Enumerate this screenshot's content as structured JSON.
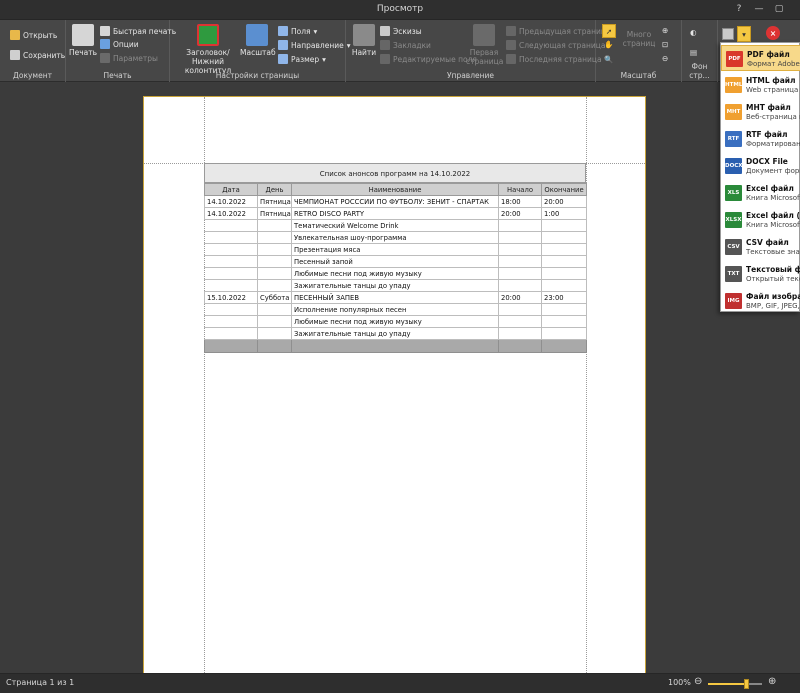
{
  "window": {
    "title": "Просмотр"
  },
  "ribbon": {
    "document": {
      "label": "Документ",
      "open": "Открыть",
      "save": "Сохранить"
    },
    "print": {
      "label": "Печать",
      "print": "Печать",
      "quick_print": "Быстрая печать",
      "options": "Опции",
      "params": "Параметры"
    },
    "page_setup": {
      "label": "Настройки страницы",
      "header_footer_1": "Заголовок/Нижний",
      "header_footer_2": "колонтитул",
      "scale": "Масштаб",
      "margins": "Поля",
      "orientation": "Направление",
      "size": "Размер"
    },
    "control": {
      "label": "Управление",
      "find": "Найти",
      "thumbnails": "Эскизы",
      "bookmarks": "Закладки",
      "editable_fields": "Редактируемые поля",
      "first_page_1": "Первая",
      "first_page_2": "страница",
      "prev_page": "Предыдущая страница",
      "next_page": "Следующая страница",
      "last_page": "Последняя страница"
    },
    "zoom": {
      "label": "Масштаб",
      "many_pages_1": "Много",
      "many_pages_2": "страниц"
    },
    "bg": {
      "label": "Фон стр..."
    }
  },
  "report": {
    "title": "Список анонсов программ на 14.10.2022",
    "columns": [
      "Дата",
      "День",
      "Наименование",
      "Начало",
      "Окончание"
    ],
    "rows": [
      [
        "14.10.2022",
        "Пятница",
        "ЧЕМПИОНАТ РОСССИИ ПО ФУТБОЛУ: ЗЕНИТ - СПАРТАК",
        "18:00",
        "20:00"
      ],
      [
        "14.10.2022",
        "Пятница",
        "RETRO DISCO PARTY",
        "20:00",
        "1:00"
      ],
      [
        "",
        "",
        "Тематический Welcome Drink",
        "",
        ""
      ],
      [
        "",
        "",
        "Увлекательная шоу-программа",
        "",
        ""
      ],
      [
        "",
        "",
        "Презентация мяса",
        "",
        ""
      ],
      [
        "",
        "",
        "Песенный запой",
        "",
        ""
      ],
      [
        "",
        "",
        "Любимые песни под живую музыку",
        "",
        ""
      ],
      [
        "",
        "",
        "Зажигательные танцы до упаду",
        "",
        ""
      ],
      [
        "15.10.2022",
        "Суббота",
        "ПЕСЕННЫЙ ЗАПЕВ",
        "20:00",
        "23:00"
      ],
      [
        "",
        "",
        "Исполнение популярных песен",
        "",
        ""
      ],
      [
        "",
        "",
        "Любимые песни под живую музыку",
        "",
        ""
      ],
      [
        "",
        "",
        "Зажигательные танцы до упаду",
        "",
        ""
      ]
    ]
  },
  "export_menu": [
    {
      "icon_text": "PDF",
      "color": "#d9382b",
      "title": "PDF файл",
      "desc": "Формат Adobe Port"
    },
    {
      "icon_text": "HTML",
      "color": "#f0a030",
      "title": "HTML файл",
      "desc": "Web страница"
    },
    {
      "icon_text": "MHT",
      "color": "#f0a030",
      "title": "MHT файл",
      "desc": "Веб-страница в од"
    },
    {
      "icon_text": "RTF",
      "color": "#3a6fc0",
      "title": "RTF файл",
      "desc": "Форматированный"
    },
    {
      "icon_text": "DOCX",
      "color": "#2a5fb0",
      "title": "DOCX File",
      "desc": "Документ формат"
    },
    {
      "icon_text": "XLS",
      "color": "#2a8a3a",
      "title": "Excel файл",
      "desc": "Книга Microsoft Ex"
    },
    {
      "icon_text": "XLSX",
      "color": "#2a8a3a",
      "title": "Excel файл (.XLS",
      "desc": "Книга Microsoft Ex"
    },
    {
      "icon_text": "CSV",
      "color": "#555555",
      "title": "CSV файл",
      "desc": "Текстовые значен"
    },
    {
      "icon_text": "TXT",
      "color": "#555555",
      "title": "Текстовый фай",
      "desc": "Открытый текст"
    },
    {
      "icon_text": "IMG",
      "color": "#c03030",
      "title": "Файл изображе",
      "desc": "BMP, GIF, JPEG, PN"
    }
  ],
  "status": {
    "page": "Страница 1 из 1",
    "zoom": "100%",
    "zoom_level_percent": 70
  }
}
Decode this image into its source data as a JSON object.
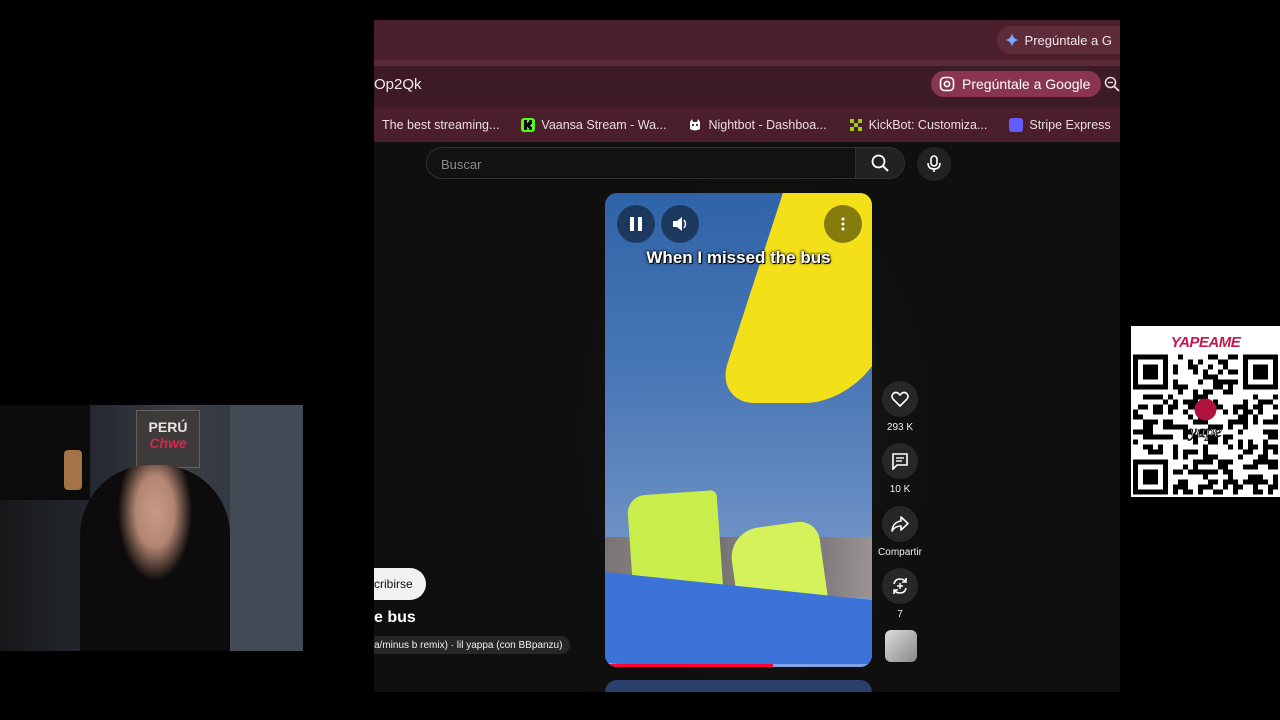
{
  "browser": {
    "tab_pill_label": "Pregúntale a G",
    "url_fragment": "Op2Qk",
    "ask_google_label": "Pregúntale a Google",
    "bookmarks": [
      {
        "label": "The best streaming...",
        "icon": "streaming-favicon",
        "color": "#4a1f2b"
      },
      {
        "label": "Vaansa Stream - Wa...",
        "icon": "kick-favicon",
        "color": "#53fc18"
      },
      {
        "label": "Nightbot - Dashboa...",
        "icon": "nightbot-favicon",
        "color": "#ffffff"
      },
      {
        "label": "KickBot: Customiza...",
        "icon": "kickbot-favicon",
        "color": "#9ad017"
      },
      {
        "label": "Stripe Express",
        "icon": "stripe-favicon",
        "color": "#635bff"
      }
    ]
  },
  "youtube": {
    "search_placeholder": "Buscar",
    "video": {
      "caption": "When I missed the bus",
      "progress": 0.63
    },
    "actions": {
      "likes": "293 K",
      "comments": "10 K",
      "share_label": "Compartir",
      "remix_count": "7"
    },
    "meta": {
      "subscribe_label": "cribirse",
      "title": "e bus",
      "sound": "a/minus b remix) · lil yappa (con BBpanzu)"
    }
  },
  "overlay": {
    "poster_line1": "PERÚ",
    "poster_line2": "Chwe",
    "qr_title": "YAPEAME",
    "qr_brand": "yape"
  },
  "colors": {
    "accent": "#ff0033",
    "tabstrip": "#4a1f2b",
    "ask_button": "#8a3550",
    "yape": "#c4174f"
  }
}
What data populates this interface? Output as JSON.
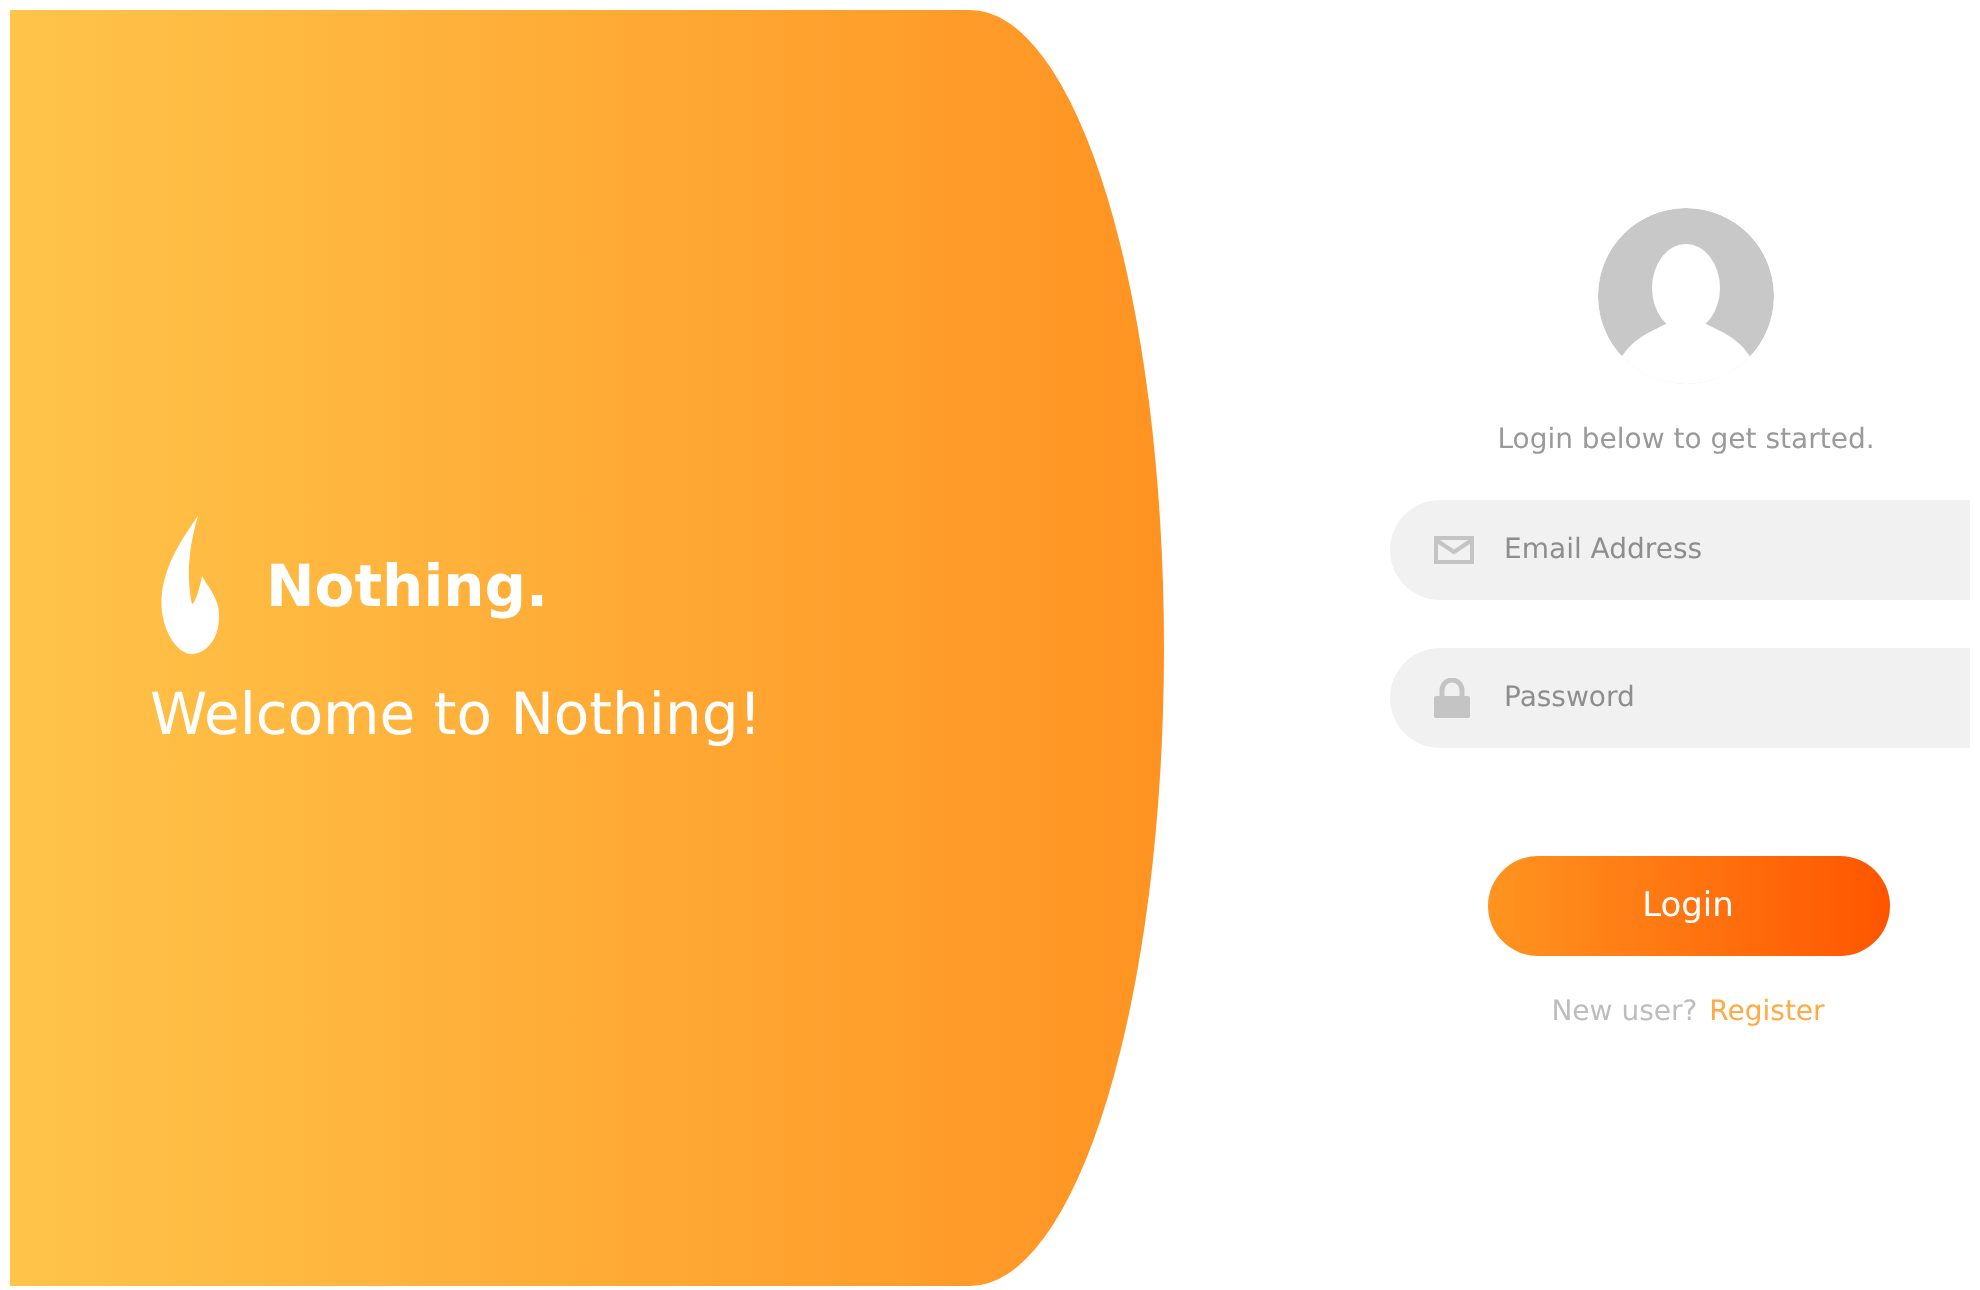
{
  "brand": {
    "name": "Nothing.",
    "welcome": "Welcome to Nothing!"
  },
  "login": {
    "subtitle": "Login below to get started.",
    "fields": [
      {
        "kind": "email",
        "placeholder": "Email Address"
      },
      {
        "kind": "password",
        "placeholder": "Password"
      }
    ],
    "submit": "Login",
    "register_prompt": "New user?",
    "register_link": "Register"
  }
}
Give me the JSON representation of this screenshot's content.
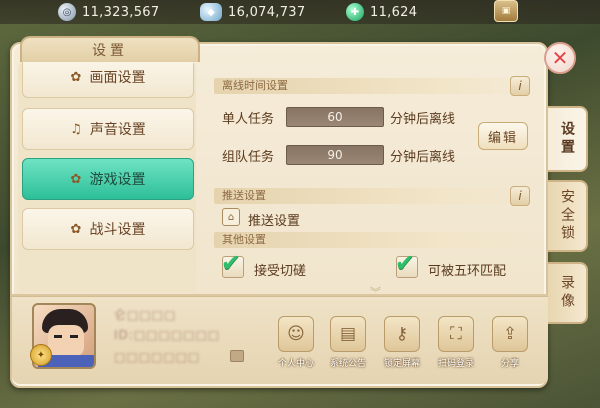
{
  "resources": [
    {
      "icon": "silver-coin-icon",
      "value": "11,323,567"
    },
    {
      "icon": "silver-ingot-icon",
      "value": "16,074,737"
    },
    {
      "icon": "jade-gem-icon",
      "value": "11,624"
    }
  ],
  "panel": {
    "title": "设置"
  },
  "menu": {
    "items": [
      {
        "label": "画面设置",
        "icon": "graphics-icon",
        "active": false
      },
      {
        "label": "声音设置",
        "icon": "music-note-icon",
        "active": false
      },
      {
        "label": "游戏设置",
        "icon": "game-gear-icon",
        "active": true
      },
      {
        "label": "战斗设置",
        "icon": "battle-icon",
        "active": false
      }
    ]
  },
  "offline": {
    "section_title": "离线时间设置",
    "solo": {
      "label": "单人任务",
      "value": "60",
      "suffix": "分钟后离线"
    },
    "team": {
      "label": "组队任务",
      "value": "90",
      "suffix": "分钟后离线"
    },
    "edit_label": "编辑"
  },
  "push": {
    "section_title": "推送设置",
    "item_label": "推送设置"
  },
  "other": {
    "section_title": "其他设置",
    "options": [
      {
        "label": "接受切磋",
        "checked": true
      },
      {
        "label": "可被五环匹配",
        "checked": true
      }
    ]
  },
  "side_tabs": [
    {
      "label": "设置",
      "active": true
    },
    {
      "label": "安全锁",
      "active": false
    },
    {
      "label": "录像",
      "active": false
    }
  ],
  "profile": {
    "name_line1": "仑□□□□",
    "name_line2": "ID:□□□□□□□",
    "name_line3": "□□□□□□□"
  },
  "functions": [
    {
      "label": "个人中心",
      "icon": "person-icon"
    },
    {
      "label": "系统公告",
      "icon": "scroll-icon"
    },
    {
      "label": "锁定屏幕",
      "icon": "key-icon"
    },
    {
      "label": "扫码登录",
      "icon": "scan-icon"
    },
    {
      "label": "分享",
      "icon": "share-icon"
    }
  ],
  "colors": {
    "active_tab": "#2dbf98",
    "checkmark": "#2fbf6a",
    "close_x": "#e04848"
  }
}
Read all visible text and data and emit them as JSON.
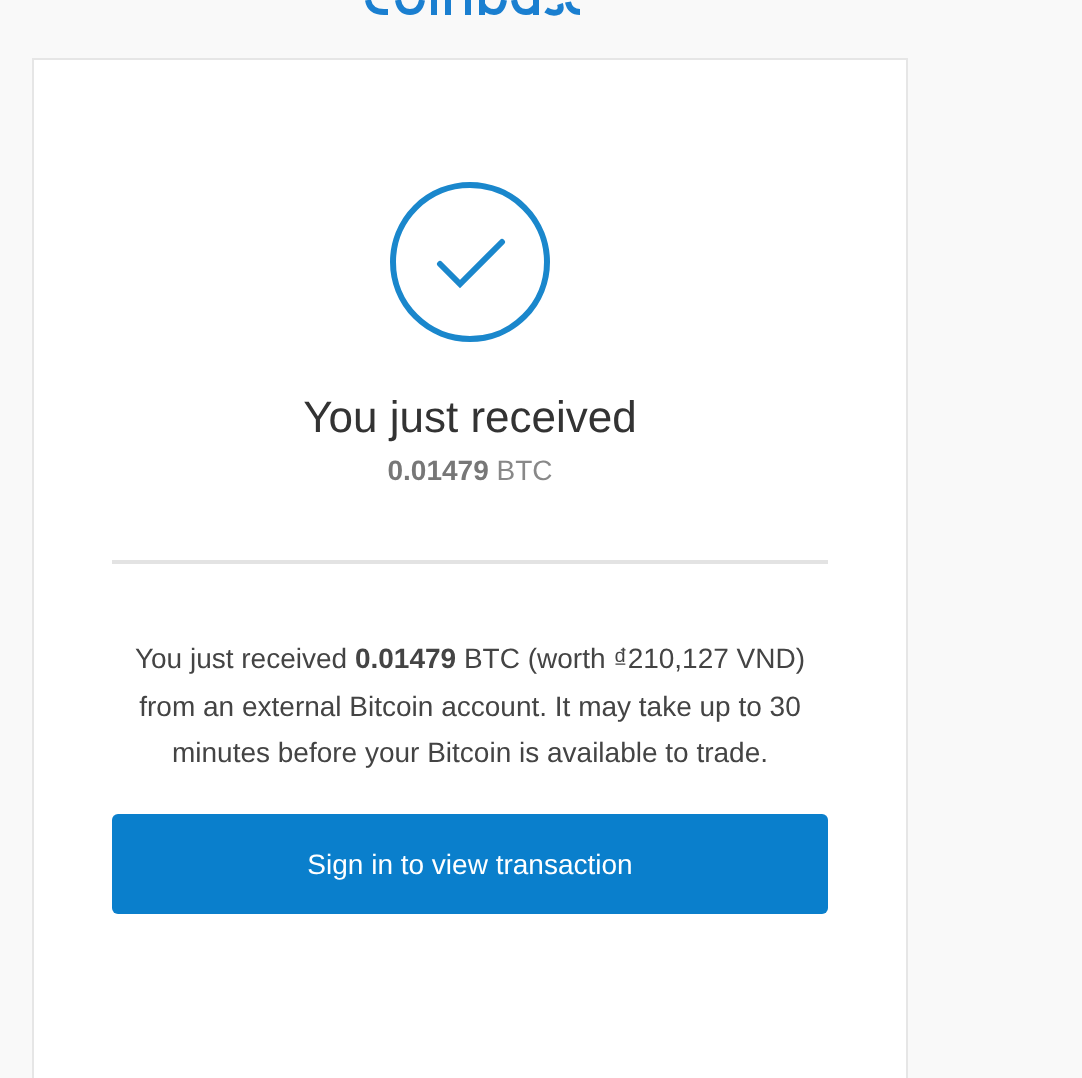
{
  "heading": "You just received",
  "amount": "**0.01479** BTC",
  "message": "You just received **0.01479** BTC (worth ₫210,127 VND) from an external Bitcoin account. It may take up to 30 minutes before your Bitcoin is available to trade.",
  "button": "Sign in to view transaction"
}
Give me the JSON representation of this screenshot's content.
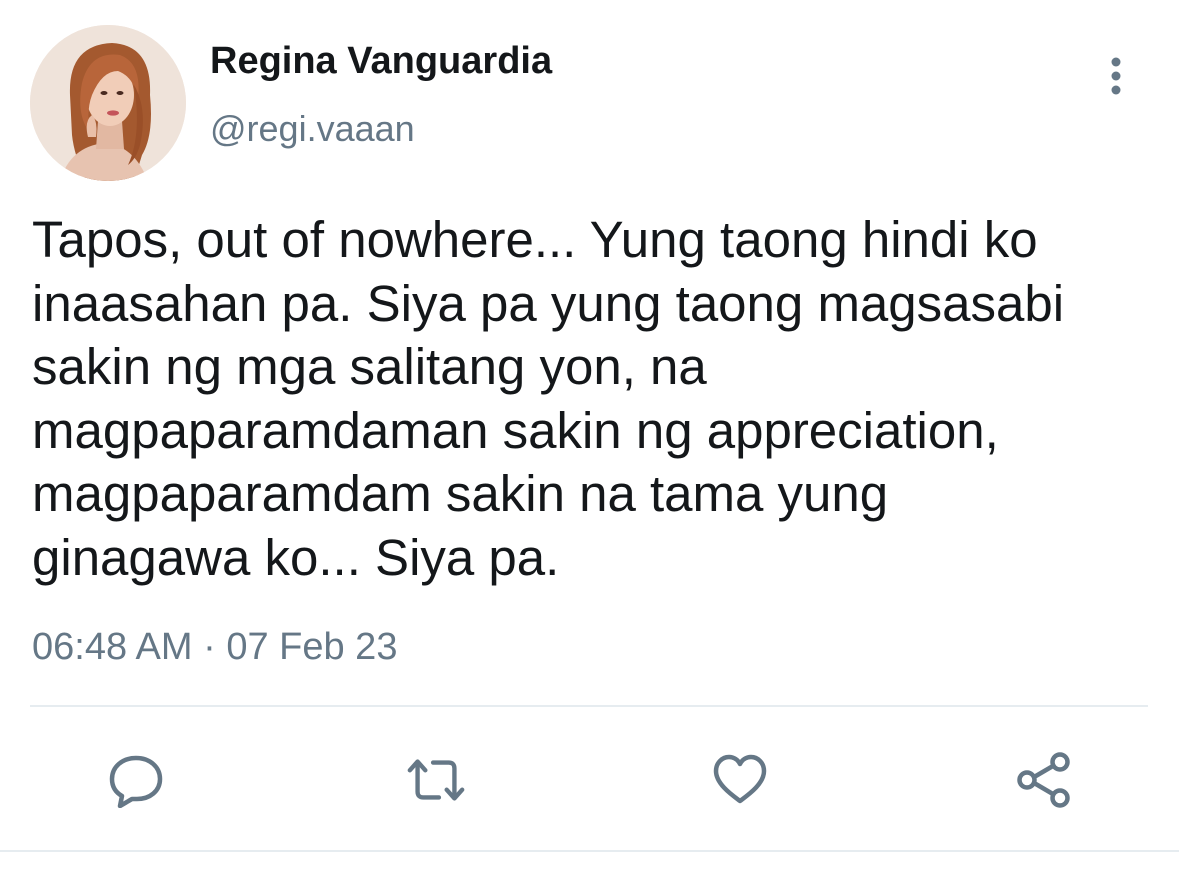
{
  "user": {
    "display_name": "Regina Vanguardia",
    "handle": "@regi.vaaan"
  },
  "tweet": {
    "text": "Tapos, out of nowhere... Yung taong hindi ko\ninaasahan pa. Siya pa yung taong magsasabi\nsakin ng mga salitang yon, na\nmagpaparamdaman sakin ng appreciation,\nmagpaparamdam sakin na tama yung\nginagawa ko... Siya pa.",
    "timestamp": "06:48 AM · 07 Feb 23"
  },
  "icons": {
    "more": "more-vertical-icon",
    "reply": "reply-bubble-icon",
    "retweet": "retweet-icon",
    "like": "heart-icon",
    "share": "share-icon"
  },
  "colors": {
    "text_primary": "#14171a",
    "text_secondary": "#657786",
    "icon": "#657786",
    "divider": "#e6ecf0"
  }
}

────────

● Task directions
Track down the lines that include the word "streaming" and copy them.

● The output
        "label": "The best streaming...",
        "icon": "streaming-favicon",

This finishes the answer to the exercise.